Which lines in the listing below contain "Centre"? Copy each of them.

(INPUT FOR THIS TASK begins)

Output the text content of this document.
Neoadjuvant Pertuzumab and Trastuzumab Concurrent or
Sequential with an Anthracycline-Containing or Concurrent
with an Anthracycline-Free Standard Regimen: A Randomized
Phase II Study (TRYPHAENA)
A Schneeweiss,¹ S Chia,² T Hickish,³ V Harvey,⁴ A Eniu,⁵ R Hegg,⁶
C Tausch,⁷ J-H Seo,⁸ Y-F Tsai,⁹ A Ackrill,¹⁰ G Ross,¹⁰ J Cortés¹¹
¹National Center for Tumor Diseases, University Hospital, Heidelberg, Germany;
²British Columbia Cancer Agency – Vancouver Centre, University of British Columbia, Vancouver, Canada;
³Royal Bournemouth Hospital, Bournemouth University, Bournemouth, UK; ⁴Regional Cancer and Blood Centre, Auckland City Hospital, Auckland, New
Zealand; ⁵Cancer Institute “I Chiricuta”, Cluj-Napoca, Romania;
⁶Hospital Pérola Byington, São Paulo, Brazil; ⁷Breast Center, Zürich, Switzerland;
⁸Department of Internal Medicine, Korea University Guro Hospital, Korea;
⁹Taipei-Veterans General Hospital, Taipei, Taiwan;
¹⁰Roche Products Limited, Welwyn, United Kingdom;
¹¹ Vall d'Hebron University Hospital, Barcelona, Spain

(INPUT FOR THIS TASK ends)

→ SOLUTION TO THE EXERCISE:
²British Columbia Cancer Agency – Vancouver Centre, University of British Columbia, Vancouver, Canada;
³Royal Bournemouth Hospital, Bournemouth University, Bournemouth, UK; ⁴Regional Cancer and Blood Centre, Auckland City Hospital, Auckland, New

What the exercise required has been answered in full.